▸ WORK TO BE COMPLETED:
From the listing below, pick out each line with the word "this".

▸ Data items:
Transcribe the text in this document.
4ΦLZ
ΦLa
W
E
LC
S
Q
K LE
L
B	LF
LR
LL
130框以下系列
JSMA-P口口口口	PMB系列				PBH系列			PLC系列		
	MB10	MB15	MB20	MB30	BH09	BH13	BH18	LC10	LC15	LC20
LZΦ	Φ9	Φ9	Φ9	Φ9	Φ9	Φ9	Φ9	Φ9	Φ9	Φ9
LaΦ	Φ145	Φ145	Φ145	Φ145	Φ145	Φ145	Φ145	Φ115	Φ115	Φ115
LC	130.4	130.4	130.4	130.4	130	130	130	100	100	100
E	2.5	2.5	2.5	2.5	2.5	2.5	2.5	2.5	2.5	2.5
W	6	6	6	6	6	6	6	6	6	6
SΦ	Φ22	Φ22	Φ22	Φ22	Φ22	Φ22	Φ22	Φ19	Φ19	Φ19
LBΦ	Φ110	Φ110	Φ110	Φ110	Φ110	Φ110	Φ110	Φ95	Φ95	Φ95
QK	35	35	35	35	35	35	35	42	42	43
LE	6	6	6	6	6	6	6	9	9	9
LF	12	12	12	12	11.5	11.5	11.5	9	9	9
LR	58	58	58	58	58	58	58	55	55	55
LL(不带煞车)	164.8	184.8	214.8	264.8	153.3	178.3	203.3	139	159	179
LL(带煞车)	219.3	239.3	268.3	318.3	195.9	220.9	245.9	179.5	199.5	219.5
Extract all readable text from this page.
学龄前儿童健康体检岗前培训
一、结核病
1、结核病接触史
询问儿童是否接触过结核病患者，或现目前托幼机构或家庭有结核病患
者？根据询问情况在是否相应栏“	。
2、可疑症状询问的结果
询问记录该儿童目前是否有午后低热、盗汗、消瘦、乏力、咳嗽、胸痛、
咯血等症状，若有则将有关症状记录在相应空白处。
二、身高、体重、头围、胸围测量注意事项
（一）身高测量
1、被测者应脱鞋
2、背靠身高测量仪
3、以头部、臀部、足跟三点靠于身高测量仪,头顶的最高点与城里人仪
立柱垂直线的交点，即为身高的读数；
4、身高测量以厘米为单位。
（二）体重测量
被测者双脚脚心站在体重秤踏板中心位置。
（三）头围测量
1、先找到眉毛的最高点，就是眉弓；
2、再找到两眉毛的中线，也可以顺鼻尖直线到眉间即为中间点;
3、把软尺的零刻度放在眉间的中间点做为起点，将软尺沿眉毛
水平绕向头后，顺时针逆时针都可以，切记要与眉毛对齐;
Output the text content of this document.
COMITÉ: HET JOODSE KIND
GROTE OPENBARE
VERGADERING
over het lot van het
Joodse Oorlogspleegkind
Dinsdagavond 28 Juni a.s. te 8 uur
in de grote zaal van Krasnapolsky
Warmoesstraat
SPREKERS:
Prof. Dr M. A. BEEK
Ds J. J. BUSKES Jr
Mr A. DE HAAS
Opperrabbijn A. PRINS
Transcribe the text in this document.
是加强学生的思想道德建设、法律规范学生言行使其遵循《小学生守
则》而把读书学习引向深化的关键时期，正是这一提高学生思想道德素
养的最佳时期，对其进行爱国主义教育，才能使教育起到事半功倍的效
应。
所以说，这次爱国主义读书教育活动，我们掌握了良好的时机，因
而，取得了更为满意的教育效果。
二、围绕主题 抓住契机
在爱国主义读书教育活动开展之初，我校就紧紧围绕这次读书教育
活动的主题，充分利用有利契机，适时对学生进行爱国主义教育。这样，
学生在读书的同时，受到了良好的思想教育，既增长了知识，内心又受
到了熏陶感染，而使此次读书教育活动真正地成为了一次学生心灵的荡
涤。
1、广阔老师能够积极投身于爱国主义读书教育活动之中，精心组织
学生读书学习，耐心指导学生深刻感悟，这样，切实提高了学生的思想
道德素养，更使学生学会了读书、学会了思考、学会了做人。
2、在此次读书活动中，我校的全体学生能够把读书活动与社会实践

▸ THE RESPONSE:
Transcribe the text in this document.
Extract all readable text from this page.
Output the text content of this document.
Transcribe the text in this document.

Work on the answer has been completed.